Aim of the task:
Could you transcribe every record below exactly as written, leaving out any pictures?

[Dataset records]
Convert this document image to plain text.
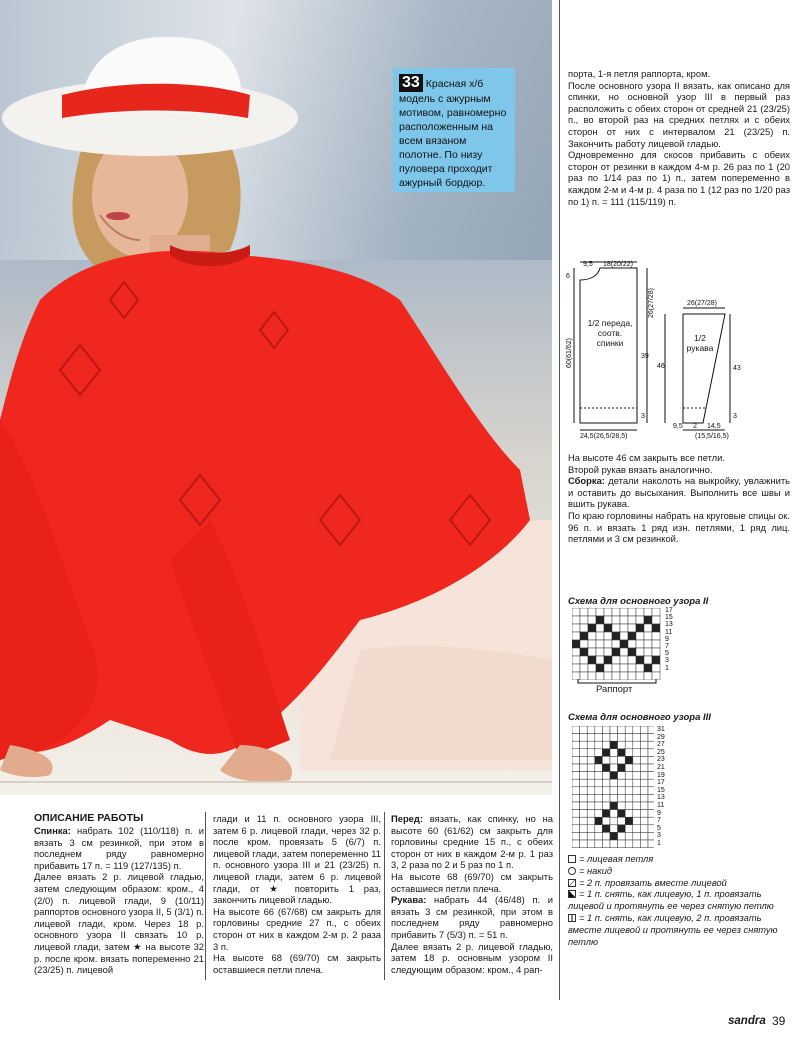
33 Красная х/б модель с ажурным мотивом, равномерно расположенным на всем вязаном полотне. По низу пуловера проходит ажурный бордюр.

порта, 1-я петля раппорта, кром.

После основного узора II вязать, как описано для спинки, но основной узор III в первый раз расположить с обеих сторон от средней 21 (23/25) п., во второй раз на средних петлях и с обеих сторон от них с интервалом 21 (23/25) п. Закончить работу лицевой гладью.

Одновременно для скосов прибавить с обеих сторон от резинки в каждом 4-м р. 26 раз по 1 (20 раз по 1/14 раз по 1) п., затем попеременно в каждом 2-м и 4-м р. 4 раза по 1 (12 раз по 1/20 раз по 1) п. = 111 (115/119) п.

9,5 18(20/22)
6
60(61/62)
26(27/28)
39
46
3
24,5(26,5/28,5)
26(27/28)
43
3
9,5 2 14,5
(15,5/16,5)
1/2 переда, соотв. спинки	1/2 рукава

На высоте 46 см закрыть все петли.

Второй рукав вязать аналогично.

Сборка: детали наколоть на выкройку, увлажнить и оставить до высыхания. Выполнить все швы и вшить рукава.

По краю горловины набрать на круговые спицы ок. 96 п. и вязать 1 ряд изн. петлями, 1 ряд лиц. петлями и 3 см резинкой.

Схема для основного узора II
17
15
13
11
9
7
5
3
1
Раппорт
Схема для основного узора III
31
29
27
25
23
21
19
17
15
13
11
9
7
5
3
1
= лицевая петля
= накид
= 2 п. провязать вместе лицевой
= 1 п. снять, как лицевую, 1 п. провязать лицевой и протянуть ее через снятую петлю
= 1 п. снять, как лицевую, 2 п. провязать вместе лицевой и протянуть ее через снятую петлю
ОПИСАНИЕ РАБОТЫ

Спинка: набрать 102 (110/118) п. и вязать 3 см резинкой, при этом в последнем ряду равномерно прибавить 17 п. = 119 (127/135) п.

Далее вязать 2 р. лицевой гладью, затем следующим образом: кром., 4 (2/0) п. лицевой глади, 9 (10/11) раппортов основного узора II, 5 (3/1) п. лицевой глади, кром. Через 18 р. основного узора II связать 10 р. лицевой глади, затем ★ на высоте 32 р. после кром. вязать попеременно 21 (23/25) п. лицевой

глади и 11 п. основного узора III, затем 6 р. лицевой глади, через 32 р. после кром. провязать 5 (6/7) п. лицевой глади, затем попеременно 11 п. основного узора III и 21 (23/25) п. лицевой глади, затем 6 р. лицевой глади, от ★ повторить 1 раз, закончить лицевой гладью.

На высоте 66 (67/68) см закрыть для горловины средние 27 п., с обеих сторон от них в каждом 2-м р. 2 раза 3 п.

На высоте 68 (69/70) см закрыть оставшиеся петли плеча.

Перед: вязать, как спинку, но на высоте 60 (61/62) см закрыть для горловины средние 15 п., с обеих сторон от них в каждом 2-м р. 1 раз 3, 2 раза по 2 и 5 раз по 1 п.

На высоте 68 (69/70) см закрыть оставшиеся петли плеча.

Рукава: набрать 44 (46/48) п. и вязать 3 см резинкой, при этом в последнем ряду равномерно прибавить 7 (5/3) п. = 51 п.

Далее вязать 2 р. лицевой гладью, затем 18 р. основным узором II следующим образом: кром., 4 рап-

sandra 39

Exercise solution:
Convert this document image to plain text.
33 Красная х/б модель с ажурным мотивом, равномерно расположенным на всем вязаном полотне. По низу пуловера проходит ажурный бордюр.

порта, 1-я петля раппорта, кром.

После основного узора II вязать, как описано для спинки, но основной узор III в первый раз расположить с обеих сторон от средней 21 (23/25) п., во второй раз на средних петлях и с обеих сторон от них с интервалом 21 (23/25) п. Закончить работу лицевой гладью.

Одновременно для скосов прибавить с обеих сторон от резинки в каждом 4-м р. 26 раз по 1 (20 раз по 1/14 раз по 1) п., затем попеременно в каждом 2-м и 4-м р. 4 раза по 1 (12 раз по 1/20 раз по 1) п. = 111 (115/119) п.

9,5 18(20/22)
6
60(61/62)
26(27/28)
39
46
3
24,5(26,5/28,5)
26(27/28)
43
3
9,5 2 14,5
(15,5/16,5)
1/2 переда, соотв. спинки	1/2 рукава

На высоте 46 см закрыть все петли.

Второй рукав вязать аналогично.

Сборка: детали наколоть на выкройку, увлажнить и оставить до высыхания. Выполнить все швы и вшить рукава.

По краю горловины набрать на круговые спицы ок. 96 п. и вязать 1 ряд изн. петлями, 1 ряд лиц. петлями и 3 см резинкой.

Схема для основного узора II
17
15
13
11
9
7
5
3
1
Раппорт
Схема для основного узора III
31
29
27
25
23
21
19
17
15
13
11
9
7
5
3
1
= лицевая петля
= накид
= 2 п. провязать вместе лицевой
= 1 п. снять, как лицевую, 1 п. провязать лицевой и протянуть ее через снятую петлю
= 1 п. снять, как лицевую, 2 п. провязать вместе лицевой и протянуть ее через снятую петлю
ОПИСАНИЕ РАБОТЫ

Спинка: набрать 102 (110/118) п. и вязать 3 см резинкой, при этом в последнем ряду равномерно прибавить 17 п. = 119 (127/135) п.

Далее вязать 2 р. лицевой гладью, затем следующим образом: кром., 4 (2/0) п. лицевой глади, 9 (10/11) раппортов основного узора II, 5 (3/1) п. лицевой глади, кром. Через 18 р. основного узора II связать 10 р. лицевой глади, затем ★ на высоте 32 р. после кром. вязать попеременно 21 (23/25) п. лицевой

глади и 11 п. основного узора III, затем 6 р. лицевой глади, через 32 р. после кром. провязать 5 (6/7) п. лицевой глади, затем попеременно 11 п. основного узора III и 21 (23/25) п. лицевой глади, затем 6 р. лицевой глади, от ★ повторить 1 раз, закончить лицевой гладью.

На высоте 66 (67/68) см закрыть для горловины средние 27 п., с обеих сторон от них в каждом 2-м р. 2 раза 3 п.

На высоте 68 (69/70) см закрыть оставшиеся петли плеча.

Перед: вязать, как спинку, но на высоте 60 (61/62) см закрыть для горловины средние 15 п., с обеих сторон от них в каждом 2-м р. 1 раз 3, 2 раза по 2 и 5 раз по 1 п.

На высоте 68 (69/70) см закрыть оставшиеся петли плеча.

Рукава: набрать 44 (46/48) п. и вязать 3 см резинкой, при этом в последнем ряду равномерно прибавить 7 (5/3) п. = 51 п.

Далее вязать 2 р. лицевой гладью, затем 18 р. основным узором II следующим образом: кром., 4 рап-

sandra 39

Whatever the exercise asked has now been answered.